Text message to Congress: Cell phone users get angry when their contracts are extended two years each time they change their plan. Irritated when they're stuck with the plan even if the cell phone doesn't work in their house. Aghast when they have to pay the full termination fee with only a few months left on a two-year plan.

Consumer dissatisfaction with wireless services prompted Sen. Amy Klobuchar, D-Minn., and Sen. Jay Rockefeller, D-W.V., last week to introduce the Cell Phone Consumer Empowerment Act.

Their bill would, among other things, require companies to pro-rate early termination fees and prevent them from extending a consumer's contract without the consumer's agreement. It also would require maps detailed enough to show whether service is available in the consumer's home.

Klobuchar said she hears a lot of complaints from constituents and believes the cell phone industry is not policing itself well enough, so she decided it's time for federal regulation.

"We have to get consumer-friendly rules," she said. "It's a problem that needs a practical solution."

Her bill should have cell phone users dialing their U.S. senators to voice support.

In the 2007 Minnesota Legislature, a similar cell phone reform bill was initiated by Attorney General Lori Swanson after her consumer division received thousands of complaints. In March, the Watchdog wrote about the bill and highlighted some readers' problems. Members of House committees heard cell phone horror stories from citizens and the measure passed the necessary committees. It was held from a House floor vote while waiting for the Senate companion bill to catch up.

But the cell phone bill was never heard in the Senate. Energy, Utilities, Technology and Communications Committee Chairwoman Sen. Yvonne Prettner Solom, DFL-Duluth, said she didn't schedule hearings because the bill was controversial - it was fervently opposed by the cell phone industry.

She said she asked sponsors to hold hearings between the 2007 and 2008 legislative sessions "to see if they could work out most of the conflicts in it before it came back before the committee, or at least define where they couldn't find agreement."

She said she promised a hearing in the 2008 session.

No interim hearings have been held by senators, said bill author Sen. Mary Olson, DFL-Bemidji, but she said she thinks there may be some.

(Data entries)
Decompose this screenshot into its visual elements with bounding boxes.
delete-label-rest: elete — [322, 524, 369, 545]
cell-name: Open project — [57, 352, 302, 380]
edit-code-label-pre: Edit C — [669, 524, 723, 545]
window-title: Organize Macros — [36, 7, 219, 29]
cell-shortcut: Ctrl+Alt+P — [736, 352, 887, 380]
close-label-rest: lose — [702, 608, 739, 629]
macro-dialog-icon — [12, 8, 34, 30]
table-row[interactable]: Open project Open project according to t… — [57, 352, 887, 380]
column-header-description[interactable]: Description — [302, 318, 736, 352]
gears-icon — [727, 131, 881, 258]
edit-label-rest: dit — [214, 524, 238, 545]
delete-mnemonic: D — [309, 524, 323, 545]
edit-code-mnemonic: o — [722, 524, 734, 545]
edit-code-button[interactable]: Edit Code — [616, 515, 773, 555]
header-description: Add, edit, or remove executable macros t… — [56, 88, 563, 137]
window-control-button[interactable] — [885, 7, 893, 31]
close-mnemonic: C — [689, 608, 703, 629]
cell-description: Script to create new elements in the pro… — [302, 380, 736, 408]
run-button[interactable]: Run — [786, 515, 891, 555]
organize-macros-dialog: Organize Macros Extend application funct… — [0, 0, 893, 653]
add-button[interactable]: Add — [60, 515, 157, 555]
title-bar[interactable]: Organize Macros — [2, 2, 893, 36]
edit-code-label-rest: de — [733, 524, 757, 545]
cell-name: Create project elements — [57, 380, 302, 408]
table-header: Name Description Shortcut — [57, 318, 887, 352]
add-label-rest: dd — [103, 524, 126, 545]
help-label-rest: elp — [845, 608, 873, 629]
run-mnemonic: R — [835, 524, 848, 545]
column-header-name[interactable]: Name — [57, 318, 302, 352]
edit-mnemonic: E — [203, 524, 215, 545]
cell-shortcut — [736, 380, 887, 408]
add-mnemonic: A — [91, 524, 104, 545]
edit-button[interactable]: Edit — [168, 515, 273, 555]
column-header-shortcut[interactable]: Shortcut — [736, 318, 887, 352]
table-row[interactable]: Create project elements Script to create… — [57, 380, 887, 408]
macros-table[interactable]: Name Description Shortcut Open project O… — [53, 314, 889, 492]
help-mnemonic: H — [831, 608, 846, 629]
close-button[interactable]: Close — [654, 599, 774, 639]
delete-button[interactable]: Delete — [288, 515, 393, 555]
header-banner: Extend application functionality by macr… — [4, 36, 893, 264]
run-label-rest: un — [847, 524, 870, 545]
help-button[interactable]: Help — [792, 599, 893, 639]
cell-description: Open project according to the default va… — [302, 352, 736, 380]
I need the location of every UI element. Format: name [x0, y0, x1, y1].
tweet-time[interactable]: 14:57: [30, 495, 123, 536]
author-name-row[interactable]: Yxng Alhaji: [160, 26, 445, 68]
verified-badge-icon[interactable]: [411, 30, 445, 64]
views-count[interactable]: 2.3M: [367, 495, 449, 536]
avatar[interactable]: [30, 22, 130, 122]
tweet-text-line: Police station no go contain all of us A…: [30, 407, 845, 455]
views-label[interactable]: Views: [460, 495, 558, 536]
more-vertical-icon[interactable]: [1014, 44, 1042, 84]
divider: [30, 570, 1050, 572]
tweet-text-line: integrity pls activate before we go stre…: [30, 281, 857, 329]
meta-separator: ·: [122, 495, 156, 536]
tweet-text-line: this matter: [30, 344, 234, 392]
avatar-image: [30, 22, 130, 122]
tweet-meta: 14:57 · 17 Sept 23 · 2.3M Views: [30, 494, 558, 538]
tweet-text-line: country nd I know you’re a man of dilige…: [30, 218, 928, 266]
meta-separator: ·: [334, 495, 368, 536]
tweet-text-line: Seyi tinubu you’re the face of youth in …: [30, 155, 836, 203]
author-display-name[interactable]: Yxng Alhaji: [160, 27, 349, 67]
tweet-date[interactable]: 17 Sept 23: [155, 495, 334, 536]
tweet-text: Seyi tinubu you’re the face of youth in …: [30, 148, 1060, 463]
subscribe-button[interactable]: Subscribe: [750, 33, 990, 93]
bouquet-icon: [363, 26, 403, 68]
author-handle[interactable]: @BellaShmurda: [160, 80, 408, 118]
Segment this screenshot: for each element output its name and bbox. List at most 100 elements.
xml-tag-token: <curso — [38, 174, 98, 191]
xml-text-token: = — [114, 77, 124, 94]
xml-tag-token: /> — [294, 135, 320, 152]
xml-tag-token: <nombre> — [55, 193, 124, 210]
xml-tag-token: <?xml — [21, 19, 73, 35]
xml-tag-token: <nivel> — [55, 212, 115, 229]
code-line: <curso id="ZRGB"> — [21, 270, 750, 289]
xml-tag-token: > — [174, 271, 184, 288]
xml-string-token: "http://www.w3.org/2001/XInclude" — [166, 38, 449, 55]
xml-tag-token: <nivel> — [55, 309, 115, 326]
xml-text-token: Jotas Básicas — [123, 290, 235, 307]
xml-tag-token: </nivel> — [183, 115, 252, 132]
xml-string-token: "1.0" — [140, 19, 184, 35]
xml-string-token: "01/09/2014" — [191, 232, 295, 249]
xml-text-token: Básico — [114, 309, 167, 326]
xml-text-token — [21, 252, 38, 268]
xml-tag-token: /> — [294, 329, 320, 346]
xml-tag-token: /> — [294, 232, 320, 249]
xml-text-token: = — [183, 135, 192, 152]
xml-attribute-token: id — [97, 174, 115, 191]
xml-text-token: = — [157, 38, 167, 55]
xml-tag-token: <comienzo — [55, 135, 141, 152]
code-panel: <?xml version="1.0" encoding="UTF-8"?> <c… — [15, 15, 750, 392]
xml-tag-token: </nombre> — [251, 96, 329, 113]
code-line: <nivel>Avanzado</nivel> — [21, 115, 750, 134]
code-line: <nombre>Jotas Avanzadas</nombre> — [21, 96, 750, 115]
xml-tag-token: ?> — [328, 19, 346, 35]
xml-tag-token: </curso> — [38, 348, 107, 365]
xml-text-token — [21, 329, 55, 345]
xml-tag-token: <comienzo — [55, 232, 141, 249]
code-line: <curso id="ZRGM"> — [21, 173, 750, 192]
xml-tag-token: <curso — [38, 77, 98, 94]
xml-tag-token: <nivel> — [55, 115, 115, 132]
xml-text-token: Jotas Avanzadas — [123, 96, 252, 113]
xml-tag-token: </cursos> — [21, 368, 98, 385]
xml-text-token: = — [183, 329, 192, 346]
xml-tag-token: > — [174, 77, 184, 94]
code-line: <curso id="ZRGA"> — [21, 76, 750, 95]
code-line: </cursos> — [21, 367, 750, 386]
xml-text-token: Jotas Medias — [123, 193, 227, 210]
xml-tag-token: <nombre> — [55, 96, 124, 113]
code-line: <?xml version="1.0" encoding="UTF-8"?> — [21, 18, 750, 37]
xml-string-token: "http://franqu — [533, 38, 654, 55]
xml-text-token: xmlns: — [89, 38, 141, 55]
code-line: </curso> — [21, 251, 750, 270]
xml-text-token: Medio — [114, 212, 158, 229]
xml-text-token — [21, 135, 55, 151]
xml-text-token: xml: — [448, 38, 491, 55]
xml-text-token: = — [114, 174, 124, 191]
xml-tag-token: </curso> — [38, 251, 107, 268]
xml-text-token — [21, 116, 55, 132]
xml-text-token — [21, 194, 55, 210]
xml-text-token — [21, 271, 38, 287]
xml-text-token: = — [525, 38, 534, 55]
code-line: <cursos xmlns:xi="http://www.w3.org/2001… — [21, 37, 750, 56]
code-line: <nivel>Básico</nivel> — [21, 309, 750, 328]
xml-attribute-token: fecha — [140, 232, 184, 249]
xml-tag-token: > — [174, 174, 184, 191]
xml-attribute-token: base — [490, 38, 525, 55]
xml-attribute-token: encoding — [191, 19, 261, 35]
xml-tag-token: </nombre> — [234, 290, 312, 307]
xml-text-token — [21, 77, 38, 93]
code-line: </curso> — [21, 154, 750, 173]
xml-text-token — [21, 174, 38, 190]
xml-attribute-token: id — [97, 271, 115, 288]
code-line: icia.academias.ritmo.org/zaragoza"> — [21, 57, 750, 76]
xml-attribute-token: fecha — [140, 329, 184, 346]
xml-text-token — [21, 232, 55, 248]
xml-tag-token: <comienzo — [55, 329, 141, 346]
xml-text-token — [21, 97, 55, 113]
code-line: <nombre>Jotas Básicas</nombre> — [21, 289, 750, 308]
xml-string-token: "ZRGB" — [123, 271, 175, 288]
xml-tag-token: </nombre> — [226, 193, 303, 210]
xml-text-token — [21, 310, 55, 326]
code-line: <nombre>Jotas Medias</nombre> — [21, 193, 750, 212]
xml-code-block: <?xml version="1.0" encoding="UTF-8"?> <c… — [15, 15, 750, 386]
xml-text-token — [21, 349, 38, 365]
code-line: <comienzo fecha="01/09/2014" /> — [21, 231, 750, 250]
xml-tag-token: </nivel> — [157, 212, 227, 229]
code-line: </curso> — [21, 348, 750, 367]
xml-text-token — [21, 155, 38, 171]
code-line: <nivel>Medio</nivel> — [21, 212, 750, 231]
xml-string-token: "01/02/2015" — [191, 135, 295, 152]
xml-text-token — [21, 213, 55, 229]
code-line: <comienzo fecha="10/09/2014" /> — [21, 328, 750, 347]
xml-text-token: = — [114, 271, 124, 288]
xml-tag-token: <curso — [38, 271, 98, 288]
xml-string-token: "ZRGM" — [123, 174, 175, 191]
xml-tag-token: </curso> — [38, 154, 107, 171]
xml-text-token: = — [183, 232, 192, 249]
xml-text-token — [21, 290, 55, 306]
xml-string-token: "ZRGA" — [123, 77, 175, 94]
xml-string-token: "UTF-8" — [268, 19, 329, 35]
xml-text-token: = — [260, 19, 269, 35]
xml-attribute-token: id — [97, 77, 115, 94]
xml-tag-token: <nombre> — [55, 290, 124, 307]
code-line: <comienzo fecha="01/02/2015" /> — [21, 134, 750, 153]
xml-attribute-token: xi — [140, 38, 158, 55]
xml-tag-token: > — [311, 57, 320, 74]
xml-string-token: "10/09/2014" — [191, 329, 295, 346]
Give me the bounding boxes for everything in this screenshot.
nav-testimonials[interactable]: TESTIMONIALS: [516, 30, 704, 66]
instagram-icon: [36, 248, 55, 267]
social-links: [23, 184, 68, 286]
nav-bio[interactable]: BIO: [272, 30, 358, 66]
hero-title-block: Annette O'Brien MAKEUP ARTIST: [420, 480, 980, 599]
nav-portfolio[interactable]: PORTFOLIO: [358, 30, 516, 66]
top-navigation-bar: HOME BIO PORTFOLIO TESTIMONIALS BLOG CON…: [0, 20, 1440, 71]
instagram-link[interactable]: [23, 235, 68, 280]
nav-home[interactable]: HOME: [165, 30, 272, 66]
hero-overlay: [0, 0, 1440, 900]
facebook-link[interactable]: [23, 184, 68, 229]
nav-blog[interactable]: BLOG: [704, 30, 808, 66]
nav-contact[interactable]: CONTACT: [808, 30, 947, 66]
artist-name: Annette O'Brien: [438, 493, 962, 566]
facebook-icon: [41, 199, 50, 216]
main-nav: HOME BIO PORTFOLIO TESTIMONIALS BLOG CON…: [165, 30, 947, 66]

**Exercise instructions**
1 – Can you retype the listing, everything from its first line down to the line containing "window-control-button[interactable] — [885, 7, 893, 31]", with both ends included?
2 – Can you write what comes next in the article about the cell phone consumer bill, picking up after its last paragraph?

**Results of the exercise**
1 –
Decompose this screenshot into its visual elements with bounding boxes.
delete-label-rest: elete — [322, 524, 369, 545]
cell-name: Open project — [57, 352, 302, 380]
edit-code-label-pre: Edit C — [669, 524, 723, 545]
window-title: Organize Macros — [36, 7, 219, 29]
cell-shortcut: Ctrl+Alt+P — [736, 352, 887, 380]
close-label-rest: lose — [702, 608, 739, 629]
macro-dialog-icon — [12, 8, 34, 30]
table-row[interactable]: Open project Open project according to t… — [57, 352, 887, 380]
column-header-description[interactable]: Description — [302, 318, 736, 352]
gears-icon — [727, 131, 881, 258]
edit-label-rest: dit — [214, 524, 238, 545]
delete-mnemonic: D — [309, 524, 323, 545]
edit-code-mnemonic: o — [722, 524, 734, 545]
edit-code-button[interactable]: Edit Code — [616, 515, 773, 555]
header-description: Add, edit, or remove executable macros t… — [56, 88, 563, 137]
window-control-button[interactable] — [885, 7, 893, 31]

2 –
"There are a lot of practices that in my opinion are very questionable, and I think we need to put the spotlight on those issues," Olson said.

She said she was encouraged by Klobuchar's bill. "There is a very limited amount that we can do at the state level compared to what they can do at the federal level," Olson said. "(The industry) is exempt from a lot of state regulations."

Klobuchar's bill would allow state law to be harsher than federal law, and the attorney general said that's one reason the issue must be considered at the state level, too. In Swanson's estimation, the practices of some companies amount to consumer fraud.

The Cellular Telecommunications and Internet Association, which represents the wireless communication industry, is critical of Klobuchar's bill. The group says it is unnecessary and contends contract-related complaints to the FCC are dropping while the number of cell phone users is rising.

"This is hardly evidence of an industry in need of regulation," the association said in a statement.

At least one wireless carrier has preempted some of the proposed regulations. Within the past year, Verizon Wireless has begun offering a 30-day free trial; if within that time a customer decides to switch to a different carrier, Verizon will take the equipment back and pay for the calls. Its early termination fee now drops $5 per month of service, to a minimum of $55.

Those customer-friendly changes haven't hurt their business, said Verizon spokesman David Clevenger. In fact, he said, because "they don't feel quite so trapped with us ... it makes them feel better about us."